»»
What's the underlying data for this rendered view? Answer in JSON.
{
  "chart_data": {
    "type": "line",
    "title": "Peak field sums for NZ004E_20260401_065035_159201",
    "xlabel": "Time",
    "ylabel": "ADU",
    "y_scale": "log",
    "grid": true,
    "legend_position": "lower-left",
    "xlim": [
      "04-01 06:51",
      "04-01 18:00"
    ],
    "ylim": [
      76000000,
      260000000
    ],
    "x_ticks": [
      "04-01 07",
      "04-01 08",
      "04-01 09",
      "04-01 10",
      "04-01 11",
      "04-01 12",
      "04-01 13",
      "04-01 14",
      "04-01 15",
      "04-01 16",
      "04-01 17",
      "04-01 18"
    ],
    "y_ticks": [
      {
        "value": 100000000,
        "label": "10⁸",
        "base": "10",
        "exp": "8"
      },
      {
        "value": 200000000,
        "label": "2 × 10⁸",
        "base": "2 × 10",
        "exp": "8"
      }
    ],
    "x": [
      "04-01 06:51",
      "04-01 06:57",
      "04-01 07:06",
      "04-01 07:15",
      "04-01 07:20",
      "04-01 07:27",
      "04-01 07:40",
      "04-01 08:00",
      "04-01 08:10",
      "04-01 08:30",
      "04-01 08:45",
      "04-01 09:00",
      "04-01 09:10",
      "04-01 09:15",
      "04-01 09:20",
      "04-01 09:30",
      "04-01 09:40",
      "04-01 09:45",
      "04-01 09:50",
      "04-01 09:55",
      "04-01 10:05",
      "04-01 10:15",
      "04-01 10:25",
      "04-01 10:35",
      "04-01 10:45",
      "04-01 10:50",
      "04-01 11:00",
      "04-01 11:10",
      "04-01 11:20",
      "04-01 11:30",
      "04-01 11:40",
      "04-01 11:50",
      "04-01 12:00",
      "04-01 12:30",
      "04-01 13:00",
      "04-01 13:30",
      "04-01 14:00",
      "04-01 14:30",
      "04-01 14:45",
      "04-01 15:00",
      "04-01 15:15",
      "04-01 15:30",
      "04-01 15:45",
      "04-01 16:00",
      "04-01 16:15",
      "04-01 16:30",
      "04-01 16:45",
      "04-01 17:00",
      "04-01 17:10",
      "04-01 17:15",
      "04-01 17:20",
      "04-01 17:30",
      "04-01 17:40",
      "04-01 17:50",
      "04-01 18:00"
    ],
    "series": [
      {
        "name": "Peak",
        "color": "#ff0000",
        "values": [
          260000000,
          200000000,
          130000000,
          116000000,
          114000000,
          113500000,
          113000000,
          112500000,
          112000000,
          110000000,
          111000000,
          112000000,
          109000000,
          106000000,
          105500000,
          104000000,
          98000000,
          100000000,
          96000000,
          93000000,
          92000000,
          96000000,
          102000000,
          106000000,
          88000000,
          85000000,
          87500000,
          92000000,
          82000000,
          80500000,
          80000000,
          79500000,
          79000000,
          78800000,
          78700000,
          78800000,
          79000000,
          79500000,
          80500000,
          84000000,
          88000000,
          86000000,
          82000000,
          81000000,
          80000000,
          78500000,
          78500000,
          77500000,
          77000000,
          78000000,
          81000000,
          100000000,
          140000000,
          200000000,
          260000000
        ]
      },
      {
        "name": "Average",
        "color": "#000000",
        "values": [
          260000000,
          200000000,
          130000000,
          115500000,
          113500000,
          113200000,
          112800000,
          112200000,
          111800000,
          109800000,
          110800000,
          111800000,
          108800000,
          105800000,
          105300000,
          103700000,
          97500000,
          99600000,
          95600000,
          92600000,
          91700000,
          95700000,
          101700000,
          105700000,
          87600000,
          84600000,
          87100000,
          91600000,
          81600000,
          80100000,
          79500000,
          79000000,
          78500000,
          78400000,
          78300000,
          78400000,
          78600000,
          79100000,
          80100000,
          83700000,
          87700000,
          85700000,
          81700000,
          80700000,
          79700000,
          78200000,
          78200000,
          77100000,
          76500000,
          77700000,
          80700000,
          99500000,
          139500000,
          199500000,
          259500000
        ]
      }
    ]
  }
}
««
»»
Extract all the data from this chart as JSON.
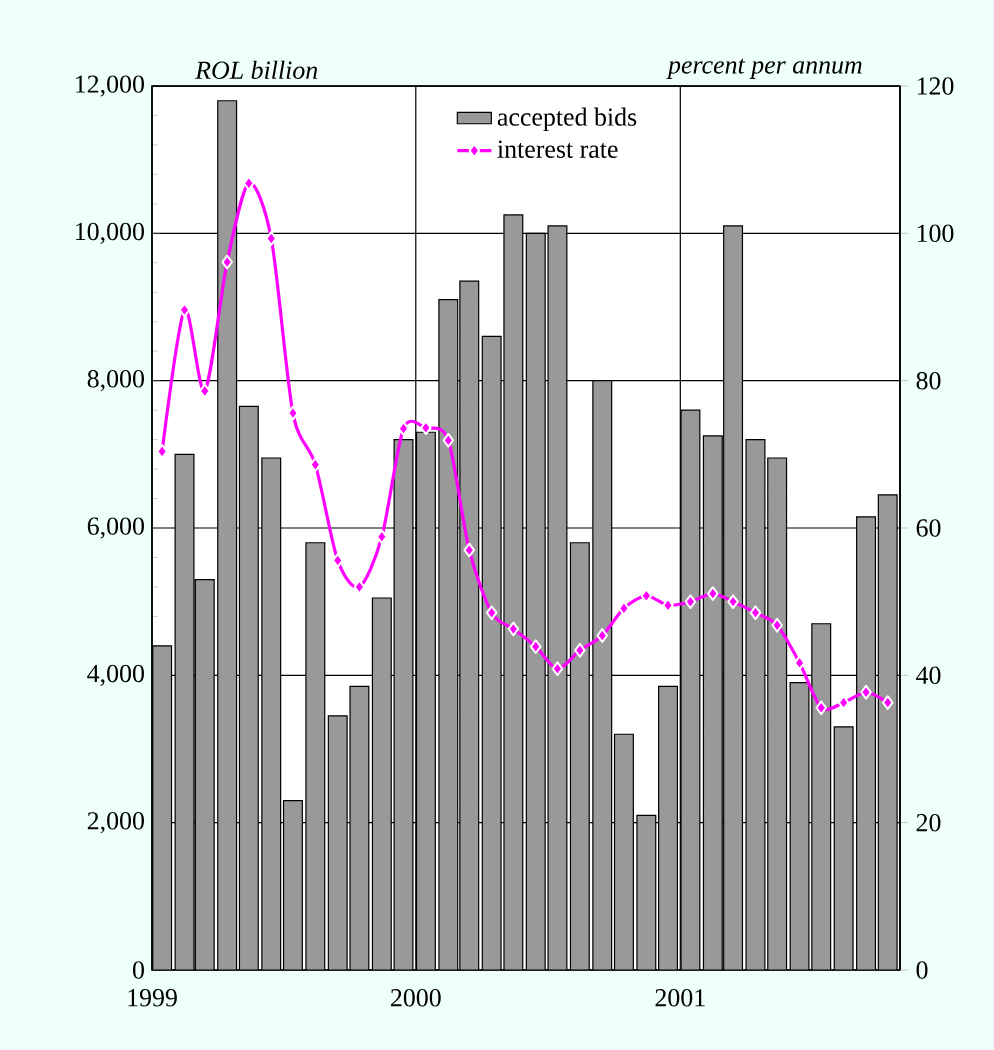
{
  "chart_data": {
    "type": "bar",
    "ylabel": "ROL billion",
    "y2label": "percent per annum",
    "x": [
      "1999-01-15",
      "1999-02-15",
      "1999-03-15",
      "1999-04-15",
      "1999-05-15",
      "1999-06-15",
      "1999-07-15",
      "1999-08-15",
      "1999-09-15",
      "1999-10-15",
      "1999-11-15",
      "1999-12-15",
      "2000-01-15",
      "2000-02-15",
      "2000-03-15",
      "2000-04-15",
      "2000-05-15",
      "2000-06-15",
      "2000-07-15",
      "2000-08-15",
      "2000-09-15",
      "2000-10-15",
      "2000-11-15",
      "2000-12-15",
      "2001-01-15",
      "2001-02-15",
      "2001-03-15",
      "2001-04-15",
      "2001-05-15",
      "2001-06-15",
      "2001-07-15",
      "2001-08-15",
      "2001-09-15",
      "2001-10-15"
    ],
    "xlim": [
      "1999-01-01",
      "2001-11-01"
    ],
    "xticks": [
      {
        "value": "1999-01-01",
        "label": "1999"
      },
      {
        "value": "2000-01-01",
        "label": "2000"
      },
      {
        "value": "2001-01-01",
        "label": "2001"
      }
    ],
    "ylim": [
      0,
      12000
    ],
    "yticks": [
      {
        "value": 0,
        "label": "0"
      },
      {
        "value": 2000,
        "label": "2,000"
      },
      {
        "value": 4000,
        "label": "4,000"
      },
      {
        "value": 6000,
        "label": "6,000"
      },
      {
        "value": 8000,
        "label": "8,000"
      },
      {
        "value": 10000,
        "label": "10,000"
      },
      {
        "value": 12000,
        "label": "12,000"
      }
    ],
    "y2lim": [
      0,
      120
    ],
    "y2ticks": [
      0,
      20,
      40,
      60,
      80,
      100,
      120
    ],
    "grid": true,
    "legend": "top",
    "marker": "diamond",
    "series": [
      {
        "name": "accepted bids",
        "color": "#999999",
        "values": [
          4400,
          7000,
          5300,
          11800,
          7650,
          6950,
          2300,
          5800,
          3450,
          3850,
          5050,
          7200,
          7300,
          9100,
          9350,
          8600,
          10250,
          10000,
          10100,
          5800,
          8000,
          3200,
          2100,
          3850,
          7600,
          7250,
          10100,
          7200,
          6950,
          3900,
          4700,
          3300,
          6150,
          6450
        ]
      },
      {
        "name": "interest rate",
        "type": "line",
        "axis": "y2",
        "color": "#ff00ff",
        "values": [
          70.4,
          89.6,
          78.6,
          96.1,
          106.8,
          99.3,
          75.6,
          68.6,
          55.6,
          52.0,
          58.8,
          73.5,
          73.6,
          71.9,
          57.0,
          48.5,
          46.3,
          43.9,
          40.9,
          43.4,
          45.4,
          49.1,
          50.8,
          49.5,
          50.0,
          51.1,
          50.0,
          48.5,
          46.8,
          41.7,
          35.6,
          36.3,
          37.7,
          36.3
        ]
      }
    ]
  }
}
««
Work instructions »
Search the data above for the string "Peak" and copy each line that has it.

Worked solution »
    "title": "Peak field sums for NZ004E_20260401_065035_159201",
        "name": "Peak",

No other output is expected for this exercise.